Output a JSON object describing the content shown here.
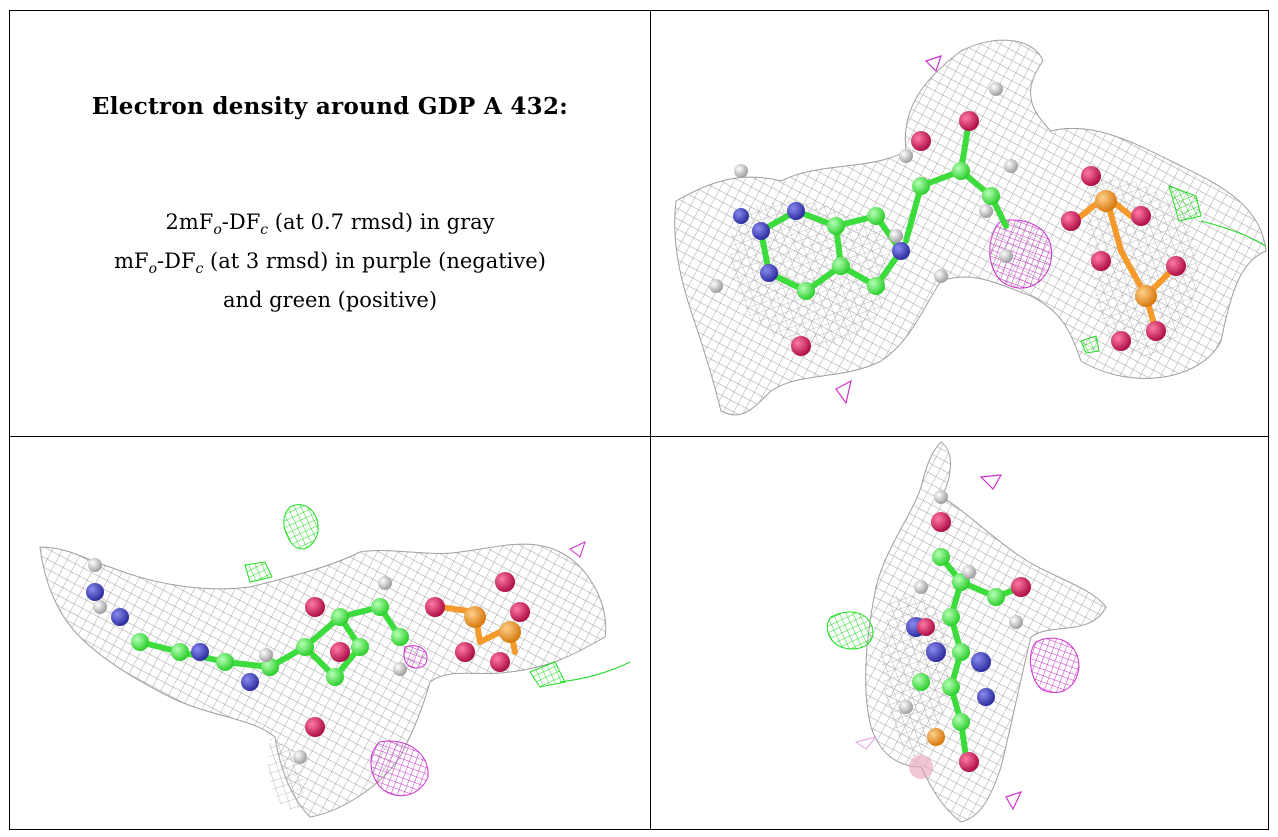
{
  "text_panel": {
    "title": "Electron density around GDP A 432:",
    "line1_prefix": "2mF",
    "line1_sub1": "o",
    "line1_mid": "-DF",
    "line1_sub2": "c",
    "line1_suffix": " (at 0.7 rmsd) in gray",
    "line2_prefix": "mF",
    "line2_sub1": "o",
    "line2_mid": "-DF",
    "line2_sub2": "c",
    "line2_suffix": " (at 3 rmsd) in purple (negative)",
    "line3": "and green (positive)"
  },
  "colors": {
    "mesh_gray": "#9a9a9a",
    "carbon_green": "#4cf04c",
    "nitrogen_blue": "#4a4ac8",
    "oxygen_red": "#d8205a",
    "phosphorus_orange": "#f59a2a",
    "hydrogen_white": "#e8e8e8",
    "negative_purple": "#cc33cc",
    "positive_green": "#22dd22"
  },
  "views": [
    {
      "label": "top-right view"
    },
    {
      "label": "bottom-left view"
    },
    {
      "label": "bottom-right view"
    }
  ]
}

→ **Problem to work on**:
Repeat the material above in full and unchanged, minus its images.

→ **Full output**:
Output a JSON object describing the content shown here.
{
  "text_panel": {
    "title": "Electron density around GDP A 432:",
    "line1_prefix": "2mF",
    "line1_sub1": "o",
    "line1_mid": "-DF",
    "line1_sub2": "c",
    "line1_suffix": " (at 0.7 rmsd) in gray",
    "line2_prefix": "mF",
    "line2_sub1": "o",
    "line2_mid": "-DF",
    "line2_sub2": "c",
    "line2_suffix": " (at 3 rmsd) in purple (negative)",
    "line3": "and green (positive)"
  },
  "colors": {
    "mesh_gray": "#9a9a9a",
    "carbon_green": "#4cf04c",
    "nitrogen_blue": "#4a4ac8",
    "oxygen_red": "#d8205a",
    "phosphorus_orange": "#f59a2a",
    "hydrogen_white": "#e8e8e8",
    "negative_purple": "#cc33cc",
    "positive_green": "#22dd22"
  },
  "views": [
    {
      "label": "top-right view"
    },
    {
      "label": "bottom-left view"
    },
    {
      "label": "bottom-right view"
    }
  ]
}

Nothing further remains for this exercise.